▶ _THE EXERCISE_
Repeat, without any change, the entries presented below.

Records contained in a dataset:
◇ ◇ ◇ ◇ ◇ ◇ ◇
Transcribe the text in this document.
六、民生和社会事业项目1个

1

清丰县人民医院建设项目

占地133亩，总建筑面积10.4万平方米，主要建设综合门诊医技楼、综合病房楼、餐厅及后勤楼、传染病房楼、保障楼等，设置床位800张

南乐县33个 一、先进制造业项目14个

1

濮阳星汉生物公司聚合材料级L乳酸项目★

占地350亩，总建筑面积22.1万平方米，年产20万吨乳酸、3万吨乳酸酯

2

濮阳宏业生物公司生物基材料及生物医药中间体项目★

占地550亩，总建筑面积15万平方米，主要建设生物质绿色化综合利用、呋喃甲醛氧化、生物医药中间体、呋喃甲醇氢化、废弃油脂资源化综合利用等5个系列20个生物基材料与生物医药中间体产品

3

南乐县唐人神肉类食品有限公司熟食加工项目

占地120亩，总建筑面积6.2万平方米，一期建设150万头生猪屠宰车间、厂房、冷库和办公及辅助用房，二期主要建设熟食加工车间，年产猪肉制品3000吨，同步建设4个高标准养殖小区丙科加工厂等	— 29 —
◇ ◇ ◇ ◇ ◇ ◇ ◇
▶ _FINAL ANSWER_
Transcribe the text in this document.
六、民生和社会事业项目1个

1

清丰县人民医院建设项目

占地133亩，总建筑面积10.4万平方米，主要建设综合门诊医技楼、综合病房楼、餐厅及后勤楼、传染病房楼、保障楼等，设置床位800张

南乐县33个 一、先进制造业项目14个

1

濮阳星汉生物公司聚合材料级L乳酸项目★

占地350亩，总建筑面积22.1万平方米，年产20万吨乳酸、3万吨乳酸酯

2

濮阳宏业生物公司生物基材料及生物医药中间体项目★

占地550亩，总建筑面积15万平方米，主要建设生物质绿色化综合利用、呋喃甲醛氧化、生物医药中间体、呋喃甲醇氢化、废弃油脂资源化综合利用等5个系列20个生物基材料与生物医药中间体产品

3

南乐县唐人神肉类食品有限公司熟食加工项目

占地120亩，总建筑面积6.2万平方米，一期建设150万头生猪屠宰车间、厂房、冷库和办公及辅助用房，二期主要建设熟食加工车间，年产猪肉制品3000吨，同步建设4个高标准养殖小区丙科加工厂等	— 29 —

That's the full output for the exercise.